Task to carry out: Lines that contain the string "JSON" are to be copied; leave out all others.

Dataset rows:
--- Begin ---

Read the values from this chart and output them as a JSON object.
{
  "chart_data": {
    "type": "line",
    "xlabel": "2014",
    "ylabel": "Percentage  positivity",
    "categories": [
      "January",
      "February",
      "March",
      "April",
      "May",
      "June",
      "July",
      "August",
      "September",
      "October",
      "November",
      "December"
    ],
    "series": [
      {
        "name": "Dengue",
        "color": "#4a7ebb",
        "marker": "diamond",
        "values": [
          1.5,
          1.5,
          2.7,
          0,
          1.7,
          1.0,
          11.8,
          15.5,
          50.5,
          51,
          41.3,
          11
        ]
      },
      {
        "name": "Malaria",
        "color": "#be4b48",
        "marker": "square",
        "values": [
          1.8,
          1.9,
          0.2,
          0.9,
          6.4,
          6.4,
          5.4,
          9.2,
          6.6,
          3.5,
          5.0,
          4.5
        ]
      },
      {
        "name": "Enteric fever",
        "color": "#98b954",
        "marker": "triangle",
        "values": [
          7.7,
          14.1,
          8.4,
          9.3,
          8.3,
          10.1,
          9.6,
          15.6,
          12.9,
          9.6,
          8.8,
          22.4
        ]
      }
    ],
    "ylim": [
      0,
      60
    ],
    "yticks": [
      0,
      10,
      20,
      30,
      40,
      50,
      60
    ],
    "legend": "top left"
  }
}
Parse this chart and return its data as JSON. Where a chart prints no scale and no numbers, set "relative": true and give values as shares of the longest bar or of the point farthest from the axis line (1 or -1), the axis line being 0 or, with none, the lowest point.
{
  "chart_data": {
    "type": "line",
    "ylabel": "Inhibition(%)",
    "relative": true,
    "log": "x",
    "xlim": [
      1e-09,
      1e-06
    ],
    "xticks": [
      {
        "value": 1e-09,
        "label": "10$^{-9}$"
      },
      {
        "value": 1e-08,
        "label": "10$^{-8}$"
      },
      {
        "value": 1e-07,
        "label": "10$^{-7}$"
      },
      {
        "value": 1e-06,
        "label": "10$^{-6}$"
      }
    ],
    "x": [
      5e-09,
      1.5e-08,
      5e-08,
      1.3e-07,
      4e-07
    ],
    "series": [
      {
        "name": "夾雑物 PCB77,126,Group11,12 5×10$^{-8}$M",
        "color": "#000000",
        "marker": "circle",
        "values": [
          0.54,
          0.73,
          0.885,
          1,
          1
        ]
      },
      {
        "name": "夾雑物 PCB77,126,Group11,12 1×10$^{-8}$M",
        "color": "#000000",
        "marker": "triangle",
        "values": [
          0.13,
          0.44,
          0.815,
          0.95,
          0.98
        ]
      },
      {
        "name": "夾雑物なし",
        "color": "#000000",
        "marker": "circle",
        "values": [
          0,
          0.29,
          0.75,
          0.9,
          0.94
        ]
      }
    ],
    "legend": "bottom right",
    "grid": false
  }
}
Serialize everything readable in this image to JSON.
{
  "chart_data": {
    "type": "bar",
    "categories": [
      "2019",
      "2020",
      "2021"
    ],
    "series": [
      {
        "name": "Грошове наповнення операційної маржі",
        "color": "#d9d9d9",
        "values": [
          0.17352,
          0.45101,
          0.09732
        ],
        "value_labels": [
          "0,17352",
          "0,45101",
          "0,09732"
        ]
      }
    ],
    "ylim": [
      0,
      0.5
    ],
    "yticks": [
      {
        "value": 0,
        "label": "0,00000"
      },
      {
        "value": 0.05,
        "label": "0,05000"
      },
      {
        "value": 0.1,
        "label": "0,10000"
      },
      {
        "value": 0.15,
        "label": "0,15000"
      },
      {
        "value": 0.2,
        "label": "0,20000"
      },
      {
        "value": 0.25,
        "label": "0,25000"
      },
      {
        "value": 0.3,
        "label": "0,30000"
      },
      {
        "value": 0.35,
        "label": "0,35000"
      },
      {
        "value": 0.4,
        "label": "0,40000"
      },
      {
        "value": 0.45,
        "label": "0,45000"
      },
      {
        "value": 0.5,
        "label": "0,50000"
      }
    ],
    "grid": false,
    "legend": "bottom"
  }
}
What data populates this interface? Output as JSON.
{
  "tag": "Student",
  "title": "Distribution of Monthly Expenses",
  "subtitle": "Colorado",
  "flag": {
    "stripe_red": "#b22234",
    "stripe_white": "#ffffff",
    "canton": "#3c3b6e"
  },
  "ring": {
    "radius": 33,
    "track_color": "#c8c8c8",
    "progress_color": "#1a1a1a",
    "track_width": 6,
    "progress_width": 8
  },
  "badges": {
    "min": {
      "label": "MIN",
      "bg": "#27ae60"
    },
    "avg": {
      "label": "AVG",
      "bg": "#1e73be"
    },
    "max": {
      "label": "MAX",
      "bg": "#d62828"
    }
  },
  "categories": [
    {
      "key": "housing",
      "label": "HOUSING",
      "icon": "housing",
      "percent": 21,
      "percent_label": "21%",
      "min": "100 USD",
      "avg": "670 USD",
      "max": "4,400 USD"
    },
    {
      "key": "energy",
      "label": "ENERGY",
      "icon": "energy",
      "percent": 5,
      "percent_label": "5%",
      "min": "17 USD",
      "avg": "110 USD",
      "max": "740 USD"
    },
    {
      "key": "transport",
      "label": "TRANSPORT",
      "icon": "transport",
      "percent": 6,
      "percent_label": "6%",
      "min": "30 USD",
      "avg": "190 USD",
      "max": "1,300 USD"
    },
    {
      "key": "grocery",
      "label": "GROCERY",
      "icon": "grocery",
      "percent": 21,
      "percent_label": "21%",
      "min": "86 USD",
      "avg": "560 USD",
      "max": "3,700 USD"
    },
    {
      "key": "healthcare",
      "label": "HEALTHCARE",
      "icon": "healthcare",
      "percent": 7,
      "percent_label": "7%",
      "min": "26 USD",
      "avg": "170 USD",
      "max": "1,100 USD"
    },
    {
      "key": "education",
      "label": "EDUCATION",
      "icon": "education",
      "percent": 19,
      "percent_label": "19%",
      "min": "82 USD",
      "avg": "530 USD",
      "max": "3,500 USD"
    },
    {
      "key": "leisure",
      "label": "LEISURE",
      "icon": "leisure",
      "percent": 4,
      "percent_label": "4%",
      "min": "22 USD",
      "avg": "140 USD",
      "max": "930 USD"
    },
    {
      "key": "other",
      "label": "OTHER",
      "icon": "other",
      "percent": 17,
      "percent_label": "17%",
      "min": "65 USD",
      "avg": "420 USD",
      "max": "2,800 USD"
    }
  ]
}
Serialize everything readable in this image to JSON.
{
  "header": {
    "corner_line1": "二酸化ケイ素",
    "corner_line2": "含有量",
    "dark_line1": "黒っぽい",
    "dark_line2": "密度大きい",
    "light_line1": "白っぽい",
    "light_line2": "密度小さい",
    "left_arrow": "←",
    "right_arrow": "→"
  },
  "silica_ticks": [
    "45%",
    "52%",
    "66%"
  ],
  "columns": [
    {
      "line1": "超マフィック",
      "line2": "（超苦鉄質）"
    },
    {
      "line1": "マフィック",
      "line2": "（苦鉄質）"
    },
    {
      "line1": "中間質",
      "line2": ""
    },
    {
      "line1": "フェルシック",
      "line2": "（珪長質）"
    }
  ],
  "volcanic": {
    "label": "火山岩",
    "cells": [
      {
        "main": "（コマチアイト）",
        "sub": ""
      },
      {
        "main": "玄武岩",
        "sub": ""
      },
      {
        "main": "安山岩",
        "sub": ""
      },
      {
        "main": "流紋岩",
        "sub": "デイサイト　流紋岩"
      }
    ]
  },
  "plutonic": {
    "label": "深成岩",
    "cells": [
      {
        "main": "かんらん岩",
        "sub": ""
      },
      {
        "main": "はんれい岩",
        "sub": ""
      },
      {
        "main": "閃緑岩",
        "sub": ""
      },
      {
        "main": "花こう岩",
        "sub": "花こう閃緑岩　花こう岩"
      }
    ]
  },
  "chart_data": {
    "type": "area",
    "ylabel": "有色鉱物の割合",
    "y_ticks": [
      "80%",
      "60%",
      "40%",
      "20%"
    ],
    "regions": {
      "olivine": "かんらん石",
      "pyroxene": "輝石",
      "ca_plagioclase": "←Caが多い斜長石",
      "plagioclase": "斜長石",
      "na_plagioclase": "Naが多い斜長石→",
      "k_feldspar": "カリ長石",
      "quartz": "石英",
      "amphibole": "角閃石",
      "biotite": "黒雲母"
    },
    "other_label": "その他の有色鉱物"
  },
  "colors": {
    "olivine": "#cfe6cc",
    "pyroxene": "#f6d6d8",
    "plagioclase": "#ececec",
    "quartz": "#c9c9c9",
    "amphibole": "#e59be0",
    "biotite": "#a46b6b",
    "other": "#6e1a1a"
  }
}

--- End ---

Answer:
Read the values from this chart and output them as a JSON object.
Parse this chart and return its data as JSON. Where a chart prints no scale and no numbers, set "relative": true and give values as shares of the longest bar or of the point farthest from the axis line (1 or -1), the axis line being 0 or, with none, the lowest point.
Serialize everything readable in this image to JSON.
What data populates this interface? Output as JSON.
Serialize everything readable in this image to JSON.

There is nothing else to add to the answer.